Aim>
Pictures are not part of the copy; repeat everything else in the records exactly.

[Begin Data listing]

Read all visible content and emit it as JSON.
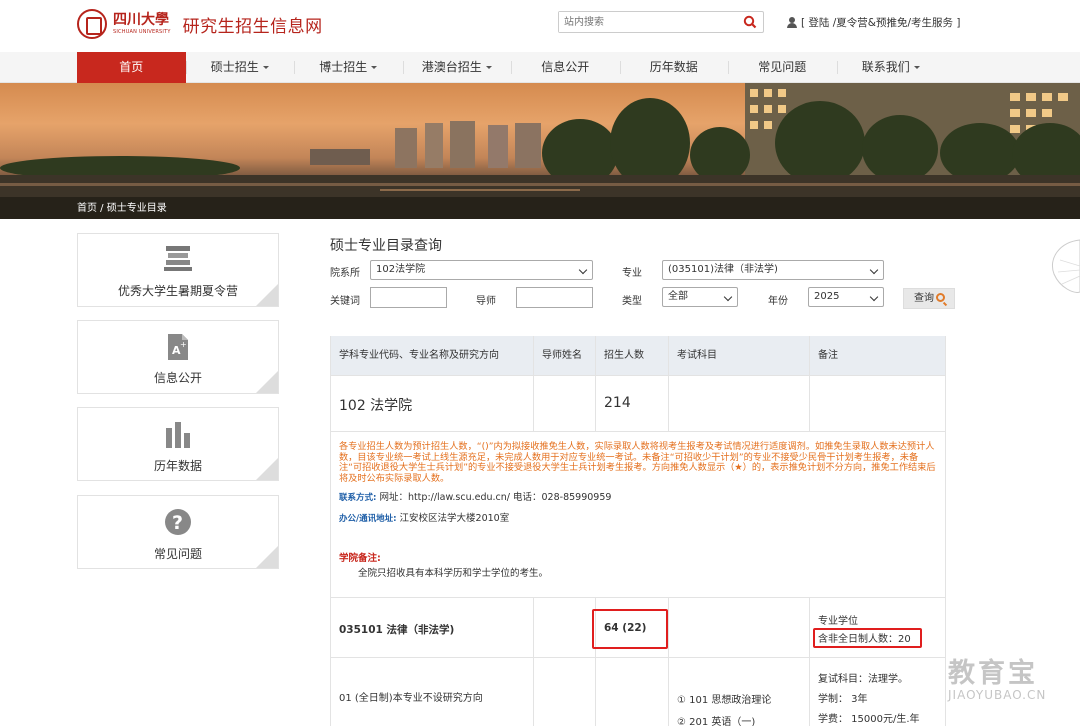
{
  "header": {
    "logo_cn": "四川大學",
    "logo_en": "SICHUAN UNIVERSITY",
    "site_title": "研究生招生信息网",
    "search_placeholder": "站内搜索",
    "user_links": "[ 登陆 /夏令营&预推免/考生服务 ]"
  },
  "nav": {
    "items": [
      {
        "label": "首页"
      },
      {
        "label": "硕士招生"
      },
      {
        "label": "博士招生"
      },
      {
        "label": "港澳台招生"
      },
      {
        "label": "信息公开"
      },
      {
        "label": "历年数据"
      },
      {
        "label": "常见问题"
      },
      {
        "label": "联系我们"
      }
    ]
  },
  "breadcrumb": "首页 / 硕士专业目录",
  "sidebar": {
    "items": [
      {
        "label": "优秀大学生暑期夏令营",
        "icon": "books-icon"
      },
      {
        "label": "信息公开",
        "icon": "document-icon"
      },
      {
        "label": "历年数据",
        "icon": "bar-chart-icon"
      },
      {
        "label": "常见问题",
        "icon": "question-icon"
      }
    ]
  },
  "main": {
    "title": "硕士专业目录查询",
    "filters": {
      "department_label": "院系所",
      "department_value": "102法学院",
      "major_label": "专业",
      "major_value": "(035101)法律（非法学)",
      "keyword_label": "关键词",
      "advisor_label": "导师",
      "type_label": "类型",
      "type_value": "全部",
      "year_label": "年份",
      "year_value": "2025",
      "query_label": "查询"
    },
    "table": {
      "headers": [
        "学科专业代码、专业名称及研究方向",
        "导师姓名",
        "招生人数",
        "考试科目",
        "备注"
      ],
      "college_name": "102 法学院",
      "college_count": "214",
      "notice": "各专业招生人数为预计招生人数，“()”内为拟接收推免生人数，实际录取人数将视考生报考及考试情况进行适度调剂。如推免生录取人数未达预计人数，目该专业统一考试上线生源充足，未完成人数用于对应专业统一考试。未备注“可招收少干计划”的专业不接受少民骨干计划考生报考，未备注“可招收退役大学生士兵计划”的专业不接受退役大学生士兵计划考生报考。方向推免人数显示（★）的，表示推免计划不分方向，推免工作结束后将及时公布实际录取人数。",
      "contact_label": "联系方式:",
      "contact_text": "网址：http://law.scu.edu.cn/ 电话：028-85990959",
      "address_label": "办公/通讯地址:",
      "address_text": "江安校区法学大楼2010室",
      "remark_title": "学院备注:",
      "remark_text": "全院只招收具有本科学历和学士学位的考生。",
      "major_row": {
        "name": "035101 法律（非法学)",
        "count": "64 (22)",
        "degree": "专业学位",
        "part_time": "含非全日制人数：20"
      },
      "direction_row": {
        "name": "01 (全日制)本专业不设研究方向",
        "exam_1": "① 101 思想政治理论",
        "exam_2": "② 201 英语（一)",
        "retest": "复试科目：法理学。",
        "duration": "学制：  3年",
        "fee": "学费：  15000元/生.年"
      }
    }
  },
  "watermark": {
    "cn": "教育宝",
    "en": "JIAOYUBAO.CN"
  }
}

[End Data listing]

Written answer>
Read all visible content and emit it as JSON.
{
  "header": {
    "logo_cn": "四川大學",
    "logo_en": "SICHUAN UNIVERSITY",
    "site_title": "研究生招生信息网",
    "search_placeholder": "站内搜索",
    "user_links": "[ 登陆 /夏令营&预推免/考生服务 ]"
  },
  "nav": {
    "items": [
      {
        "label": "首页"
      },
      {
        "label": "硕士招生"
      },
      {
        "label": "博士招生"
      },
      {
        "label": "港澳台招生"
      },
      {
        "label": "信息公开"
      },
      {
        "label": "历年数据"
      },
      {
        "label": "常见问题"
      },
      {
        "label": "联系我们"
      }
    ]
  },
  "breadcrumb": "首页 / 硕士专业目录",
  "sidebar": {
    "items": [
      {
        "label": "优秀大学生暑期夏令营",
        "icon": "books-icon"
      },
      {
        "label": "信息公开",
        "icon": "document-icon"
      },
      {
        "label": "历年数据",
        "icon": "bar-chart-icon"
      },
      {
        "label": "常见问题",
        "icon": "question-icon"
      }
    ]
  },
  "main": {
    "title": "硕士专业目录查询",
    "filters": {
      "department_label": "院系所",
      "department_value": "102法学院",
      "major_label": "专业",
      "major_value": "(035101)法律（非法学)",
      "keyword_label": "关键词",
      "advisor_label": "导师",
      "type_label": "类型",
      "type_value": "全部",
      "year_label": "年份",
      "year_value": "2025",
      "query_label": "查询"
    },
    "table": {
      "headers": [
        "学科专业代码、专业名称及研究方向",
        "导师姓名",
        "招生人数",
        "考试科目",
        "备注"
      ],
      "college_name": "102 法学院",
      "college_count": "214",
      "notice": "各专业招生人数为预计招生人数，“()”内为拟接收推免生人数，实际录取人数将视考生报考及考试情况进行适度调剂。如推免生录取人数未达预计人数，目该专业统一考试上线生源充足，未完成人数用于对应专业统一考试。未备注“可招收少干计划”的专业不接受少民骨干计划考生报考，未备注“可招收退役大学生士兵计划”的专业不接受退役大学生士兵计划考生报考。方向推免人数显示（★）的，表示推免计划不分方向，推免工作结束后将及时公布实际录取人数。",
      "contact_label": "联系方式:",
      "contact_text": "网址：http://law.scu.edu.cn/ 电话：028-85990959",
      "address_label": "办公/通讯地址:",
      "address_text": "江安校区法学大楼2010室",
      "remark_title": "学院备注:",
      "remark_text": "全院只招收具有本科学历和学士学位的考生。",
      "major_row": {
        "name": "035101 法律（非法学)",
        "count": "64 (22)",
        "degree": "专业学位",
        "part_time": "含非全日制人数：20"
      },
      "direction_row": {
        "name": "01 (全日制)本专业不设研究方向",
        "exam_1": "① 101 思想政治理论",
        "exam_2": "② 201 英语（一)",
        "retest": "复试科目：法理学。",
        "duration": "学制：  3年",
        "fee": "学费：  15000元/生.年"
      }
    }
  },
  "watermark": {
    "cn": "教育宝",
    "en": "JIAOYUBAO.CN"
  }
}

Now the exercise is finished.